TASK DIRECTIONS
Repeat every entry word for word, skipping the pictures.

(Source records)
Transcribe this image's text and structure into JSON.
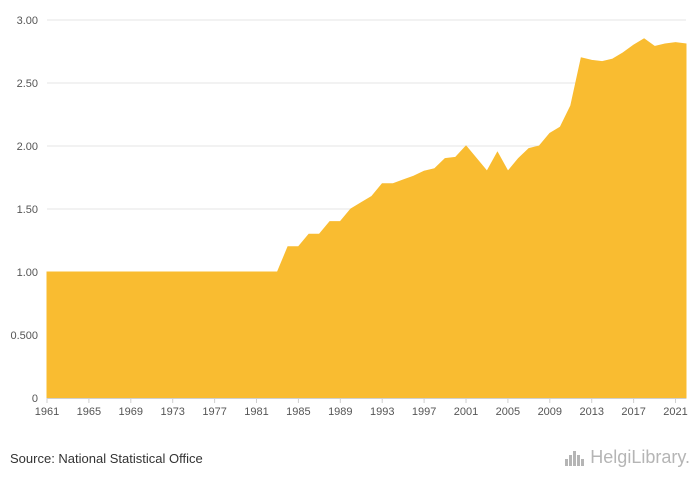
{
  "chart_data": {
    "type": "area",
    "title": "",
    "xlabel": "",
    "ylabel": "",
    "color": "#F9BC31",
    "xlim": [
      1961,
      2022
    ],
    "ylim": [
      0,
      3.0
    ],
    "yticks": [
      0,
      0.5,
      1.0,
      1.5,
      2.0,
      2.5,
      3.0
    ],
    "ytick_labels": [
      "0",
      "0.500",
      "1.00",
      "1.50",
      "2.00",
      "2.50",
      "3.00"
    ],
    "xticks": [
      1961,
      1965,
      1969,
      1973,
      1977,
      1981,
      1985,
      1989,
      1993,
      1997,
      2001,
      2005,
      2009,
      2013,
      2017,
      2021
    ],
    "grid": true,
    "x": [
      1961,
      1962,
      1963,
      1964,
      1965,
      1966,
      1967,
      1968,
      1969,
      1970,
      1971,
      1972,
      1973,
      1974,
      1975,
      1976,
      1977,
      1978,
      1979,
      1980,
      1981,
      1982,
      1983,
      1984,
      1985,
      1986,
      1987,
      1988,
      1989,
      1990,
      1991,
      1992,
      1993,
      1994,
      1995,
      1996,
      1997,
      1998,
      1999,
      2000,
      2001,
      2002,
      2003,
      2004,
      2005,
      2006,
      2007,
      2008,
      2009,
      2010,
      2011,
      2012,
      2013,
      2014,
      2015,
      2016,
      2017,
      2018,
      2019,
      2020,
      2021,
      2022
    ],
    "values": [
      1,
      1,
      1,
      1,
      1,
      1,
      1,
      1,
      1,
      1,
      1,
      1,
      1,
      1,
      1,
      1,
      1,
      1,
      1,
      1,
      1,
      1,
      1,
      1.2,
      1.2,
      1.3,
      1.3,
      1.4,
      1.4,
      1.5,
      1.55,
      1.6,
      1.7,
      1.7,
      1.73,
      1.76,
      1.8,
      1.82,
      1.9,
      1.91,
      2.0,
      1.9,
      1.8,
      1.95,
      1.8,
      1.9,
      1.98,
      2.0,
      2.1,
      2.15,
      2.32,
      2.7,
      2.68,
      2.67,
      2.69,
      2.74,
      2.8,
      2.85,
      2.79,
      2.81,
      2.82,
      2.81
    ]
  },
  "source_text": "Source: National Statistical Office",
  "logo_text": "HelgiLibrary."
}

THE SOLUTION
Transcribe this image's text and structure into JSON.
{
  "chart_data": {
    "type": "area",
    "title": "",
    "xlabel": "",
    "ylabel": "",
    "color": "#F9BC31",
    "xlim": [
      1961,
      2022
    ],
    "ylim": [
      0,
      3.0
    ],
    "yticks": [
      0,
      0.5,
      1.0,
      1.5,
      2.0,
      2.5,
      3.0
    ],
    "ytick_labels": [
      "0",
      "0.500",
      "1.00",
      "1.50",
      "2.00",
      "2.50",
      "3.00"
    ],
    "xticks": [
      1961,
      1965,
      1969,
      1973,
      1977,
      1981,
      1985,
      1989,
      1993,
      1997,
      2001,
      2005,
      2009,
      2013,
      2017,
      2021
    ],
    "grid": true,
    "x": [
      1961,
      1962,
      1963,
      1964,
      1965,
      1966,
      1967,
      1968,
      1969,
      1970,
      1971,
      1972,
      1973,
      1974,
      1975,
      1976,
      1977,
      1978,
      1979,
      1980,
      1981,
      1982,
      1983,
      1984,
      1985,
      1986,
      1987,
      1988,
      1989,
      1990,
      1991,
      1992,
      1993,
      1994,
      1995,
      1996,
      1997,
      1998,
      1999,
      2000,
      2001,
      2002,
      2003,
      2004,
      2005,
      2006,
      2007,
      2008,
      2009,
      2010,
      2011,
      2012,
      2013,
      2014,
      2015,
      2016,
      2017,
      2018,
      2019,
      2020,
      2021,
      2022
    ],
    "values": [
      1,
      1,
      1,
      1,
      1,
      1,
      1,
      1,
      1,
      1,
      1,
      1,
      1,
      1,
      1,
      1,
      1,
      1,
      1,
      1,
      1,
      1,
      1,
      1.2,
      1.2,
      1.3,
      1.3,
      1.4,
      1.4,
      1.5,
      1.55,
      1.6,
      1.7,
      1.7,
      1.73,
      1.76,
      1.8,
      1.82,
      1.9,
      1.91,
      2.0,
      1.9,
      1.8,
      1.95,
      1.8,
      1.9,
      1.98,
      2.0,
      2.1,
      2.15,
      2.32,
      2.7,
      2.68,
      2.67,
      2.69,
      2.74,
      2.8,
      2.85,
      2.79,
      2.81,
      2.82,
      2.81
    ]
  },
  "source_text": "Source: National Statistical Office",
  "logo_text": "HelgiLibrary."
}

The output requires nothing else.